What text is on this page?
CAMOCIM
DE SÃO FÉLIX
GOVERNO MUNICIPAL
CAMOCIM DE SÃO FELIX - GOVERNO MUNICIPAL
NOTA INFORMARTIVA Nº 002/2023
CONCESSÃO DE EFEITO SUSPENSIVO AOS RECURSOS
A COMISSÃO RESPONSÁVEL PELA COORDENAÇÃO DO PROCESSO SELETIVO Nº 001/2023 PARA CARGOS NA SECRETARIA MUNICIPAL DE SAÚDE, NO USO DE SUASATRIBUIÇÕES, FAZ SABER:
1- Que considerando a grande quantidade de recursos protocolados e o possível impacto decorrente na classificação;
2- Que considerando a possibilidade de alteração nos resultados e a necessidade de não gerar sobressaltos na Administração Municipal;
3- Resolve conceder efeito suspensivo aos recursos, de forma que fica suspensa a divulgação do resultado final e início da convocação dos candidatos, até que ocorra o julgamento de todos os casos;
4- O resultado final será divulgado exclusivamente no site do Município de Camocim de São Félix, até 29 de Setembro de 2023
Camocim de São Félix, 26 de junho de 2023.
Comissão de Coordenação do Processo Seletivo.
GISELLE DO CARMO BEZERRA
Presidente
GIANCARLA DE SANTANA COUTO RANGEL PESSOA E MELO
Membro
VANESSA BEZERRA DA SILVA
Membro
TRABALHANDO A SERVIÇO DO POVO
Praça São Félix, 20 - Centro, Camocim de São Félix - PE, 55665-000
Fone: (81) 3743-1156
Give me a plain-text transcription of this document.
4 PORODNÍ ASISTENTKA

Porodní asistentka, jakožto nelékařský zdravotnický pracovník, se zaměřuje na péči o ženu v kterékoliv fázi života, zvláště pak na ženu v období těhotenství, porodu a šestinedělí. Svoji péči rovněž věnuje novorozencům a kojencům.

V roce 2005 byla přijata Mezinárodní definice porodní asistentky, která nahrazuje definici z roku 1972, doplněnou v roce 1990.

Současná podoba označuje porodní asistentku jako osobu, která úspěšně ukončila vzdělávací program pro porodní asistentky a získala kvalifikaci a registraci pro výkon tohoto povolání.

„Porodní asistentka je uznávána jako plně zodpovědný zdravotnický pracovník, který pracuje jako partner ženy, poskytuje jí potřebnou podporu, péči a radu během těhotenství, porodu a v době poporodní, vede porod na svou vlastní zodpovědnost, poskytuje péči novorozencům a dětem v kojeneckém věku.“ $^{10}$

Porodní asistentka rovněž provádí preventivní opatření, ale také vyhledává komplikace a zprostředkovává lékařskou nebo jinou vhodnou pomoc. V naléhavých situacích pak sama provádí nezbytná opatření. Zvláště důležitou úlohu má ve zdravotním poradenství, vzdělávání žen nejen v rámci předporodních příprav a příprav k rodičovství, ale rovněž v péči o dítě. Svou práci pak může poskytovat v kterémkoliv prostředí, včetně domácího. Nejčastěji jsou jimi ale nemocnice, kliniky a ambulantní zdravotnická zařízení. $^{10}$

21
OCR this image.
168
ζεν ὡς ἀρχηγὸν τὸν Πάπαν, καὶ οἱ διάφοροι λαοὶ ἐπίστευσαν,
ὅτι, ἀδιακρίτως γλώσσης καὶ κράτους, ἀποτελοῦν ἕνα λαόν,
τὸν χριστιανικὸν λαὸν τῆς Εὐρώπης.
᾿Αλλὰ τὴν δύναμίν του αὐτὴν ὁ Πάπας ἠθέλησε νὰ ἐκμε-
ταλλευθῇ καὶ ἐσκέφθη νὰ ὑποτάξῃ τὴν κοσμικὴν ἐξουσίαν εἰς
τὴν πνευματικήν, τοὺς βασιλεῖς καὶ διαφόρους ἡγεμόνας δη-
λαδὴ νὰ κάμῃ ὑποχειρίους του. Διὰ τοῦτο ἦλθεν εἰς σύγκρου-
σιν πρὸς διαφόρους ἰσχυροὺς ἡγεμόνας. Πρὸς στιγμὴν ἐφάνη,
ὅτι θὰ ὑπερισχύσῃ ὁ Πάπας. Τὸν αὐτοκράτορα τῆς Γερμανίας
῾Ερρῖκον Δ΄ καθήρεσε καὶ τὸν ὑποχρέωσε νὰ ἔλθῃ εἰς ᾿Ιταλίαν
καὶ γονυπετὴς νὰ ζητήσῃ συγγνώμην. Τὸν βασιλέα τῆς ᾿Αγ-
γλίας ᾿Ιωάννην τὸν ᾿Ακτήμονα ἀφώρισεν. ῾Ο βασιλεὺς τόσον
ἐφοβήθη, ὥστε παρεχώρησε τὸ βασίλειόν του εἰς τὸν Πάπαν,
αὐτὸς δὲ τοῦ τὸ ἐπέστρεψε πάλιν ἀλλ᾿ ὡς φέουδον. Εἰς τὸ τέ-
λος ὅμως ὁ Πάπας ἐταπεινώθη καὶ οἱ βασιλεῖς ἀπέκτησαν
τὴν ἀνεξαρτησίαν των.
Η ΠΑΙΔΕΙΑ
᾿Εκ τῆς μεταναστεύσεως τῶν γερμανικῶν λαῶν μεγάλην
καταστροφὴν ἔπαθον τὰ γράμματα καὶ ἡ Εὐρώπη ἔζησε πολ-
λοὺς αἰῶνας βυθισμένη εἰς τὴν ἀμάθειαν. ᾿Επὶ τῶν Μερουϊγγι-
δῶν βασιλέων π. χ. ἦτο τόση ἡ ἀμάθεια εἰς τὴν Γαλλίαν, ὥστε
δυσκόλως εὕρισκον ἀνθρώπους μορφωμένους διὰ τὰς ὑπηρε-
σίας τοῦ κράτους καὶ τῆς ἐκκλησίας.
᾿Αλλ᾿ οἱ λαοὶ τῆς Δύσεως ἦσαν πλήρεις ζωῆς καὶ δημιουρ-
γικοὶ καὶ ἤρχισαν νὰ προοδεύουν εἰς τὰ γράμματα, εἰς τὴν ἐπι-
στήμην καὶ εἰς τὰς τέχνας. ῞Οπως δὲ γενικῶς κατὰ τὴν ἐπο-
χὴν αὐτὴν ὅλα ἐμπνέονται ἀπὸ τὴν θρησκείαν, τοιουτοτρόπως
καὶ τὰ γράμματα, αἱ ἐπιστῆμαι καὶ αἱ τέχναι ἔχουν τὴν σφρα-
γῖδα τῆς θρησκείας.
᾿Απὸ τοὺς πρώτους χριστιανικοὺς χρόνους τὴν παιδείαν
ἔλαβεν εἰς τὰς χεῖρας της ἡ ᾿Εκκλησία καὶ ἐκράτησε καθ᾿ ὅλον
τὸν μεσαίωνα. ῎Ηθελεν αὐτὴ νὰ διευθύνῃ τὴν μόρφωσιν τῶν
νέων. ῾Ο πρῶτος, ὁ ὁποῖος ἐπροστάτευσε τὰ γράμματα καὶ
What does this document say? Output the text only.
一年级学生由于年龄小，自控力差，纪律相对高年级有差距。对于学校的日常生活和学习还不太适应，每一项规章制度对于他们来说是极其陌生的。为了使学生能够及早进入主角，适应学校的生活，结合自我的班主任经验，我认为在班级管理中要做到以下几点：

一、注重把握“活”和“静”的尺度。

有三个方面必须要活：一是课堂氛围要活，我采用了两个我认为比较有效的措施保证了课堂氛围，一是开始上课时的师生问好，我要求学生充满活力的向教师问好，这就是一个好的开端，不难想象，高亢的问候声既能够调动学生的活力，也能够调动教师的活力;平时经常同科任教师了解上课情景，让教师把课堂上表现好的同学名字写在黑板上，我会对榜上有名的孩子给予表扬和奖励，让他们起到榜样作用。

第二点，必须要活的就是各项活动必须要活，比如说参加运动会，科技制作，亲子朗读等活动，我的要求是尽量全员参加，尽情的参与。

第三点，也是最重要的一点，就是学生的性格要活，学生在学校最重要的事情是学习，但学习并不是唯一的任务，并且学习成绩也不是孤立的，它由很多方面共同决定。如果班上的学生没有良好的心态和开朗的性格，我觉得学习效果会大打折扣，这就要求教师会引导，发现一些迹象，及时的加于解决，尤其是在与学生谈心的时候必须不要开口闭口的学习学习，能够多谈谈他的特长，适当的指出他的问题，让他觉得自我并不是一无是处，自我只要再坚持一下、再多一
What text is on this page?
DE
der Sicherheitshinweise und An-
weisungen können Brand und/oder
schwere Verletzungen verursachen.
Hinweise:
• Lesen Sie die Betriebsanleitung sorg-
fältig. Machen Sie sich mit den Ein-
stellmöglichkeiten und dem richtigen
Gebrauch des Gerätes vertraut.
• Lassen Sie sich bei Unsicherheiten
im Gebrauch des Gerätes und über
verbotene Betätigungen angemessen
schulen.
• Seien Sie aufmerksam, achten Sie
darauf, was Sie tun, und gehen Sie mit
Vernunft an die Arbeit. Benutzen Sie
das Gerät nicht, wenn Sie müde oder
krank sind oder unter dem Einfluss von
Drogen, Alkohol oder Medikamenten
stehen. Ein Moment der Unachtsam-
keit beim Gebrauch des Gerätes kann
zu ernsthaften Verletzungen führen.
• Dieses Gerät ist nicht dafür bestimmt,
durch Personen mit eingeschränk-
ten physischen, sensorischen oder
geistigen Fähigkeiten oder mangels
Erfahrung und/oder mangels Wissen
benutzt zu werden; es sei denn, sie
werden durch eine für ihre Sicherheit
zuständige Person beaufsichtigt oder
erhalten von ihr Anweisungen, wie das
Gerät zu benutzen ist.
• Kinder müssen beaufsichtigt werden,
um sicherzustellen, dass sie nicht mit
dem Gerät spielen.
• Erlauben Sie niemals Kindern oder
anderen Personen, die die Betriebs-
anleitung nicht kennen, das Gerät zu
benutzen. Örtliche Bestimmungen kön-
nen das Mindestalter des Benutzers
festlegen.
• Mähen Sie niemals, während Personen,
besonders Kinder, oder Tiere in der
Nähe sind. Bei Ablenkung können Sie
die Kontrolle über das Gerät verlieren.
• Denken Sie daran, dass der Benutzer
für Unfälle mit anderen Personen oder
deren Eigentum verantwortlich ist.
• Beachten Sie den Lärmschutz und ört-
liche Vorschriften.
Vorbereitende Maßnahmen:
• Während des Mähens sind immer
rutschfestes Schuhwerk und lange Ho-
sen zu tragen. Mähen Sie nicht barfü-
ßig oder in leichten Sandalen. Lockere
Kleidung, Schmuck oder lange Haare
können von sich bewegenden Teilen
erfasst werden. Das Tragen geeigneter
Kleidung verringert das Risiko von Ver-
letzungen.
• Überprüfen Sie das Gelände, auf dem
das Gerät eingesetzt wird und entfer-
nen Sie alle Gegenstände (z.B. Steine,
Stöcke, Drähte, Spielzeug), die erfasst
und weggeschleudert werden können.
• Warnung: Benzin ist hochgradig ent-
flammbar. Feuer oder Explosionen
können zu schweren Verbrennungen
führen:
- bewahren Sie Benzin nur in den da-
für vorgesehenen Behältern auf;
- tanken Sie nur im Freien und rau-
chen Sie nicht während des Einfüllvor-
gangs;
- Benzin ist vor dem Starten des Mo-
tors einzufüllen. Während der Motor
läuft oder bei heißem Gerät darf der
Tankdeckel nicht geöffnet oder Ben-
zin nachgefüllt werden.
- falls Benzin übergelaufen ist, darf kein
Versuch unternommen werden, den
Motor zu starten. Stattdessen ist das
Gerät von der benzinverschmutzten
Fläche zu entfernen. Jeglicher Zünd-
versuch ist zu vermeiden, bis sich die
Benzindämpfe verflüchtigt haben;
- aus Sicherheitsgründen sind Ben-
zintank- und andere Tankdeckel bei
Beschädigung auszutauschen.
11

────────

■ **Task to complete**: Extract every line that has the string "Gebrauch" in it.

■ **Solution for this exercise**:
Gebrauch des Gerätes vertraut.
im Gebrauch des Gerätes und über
keit beim Gebrauch des Gerätes kann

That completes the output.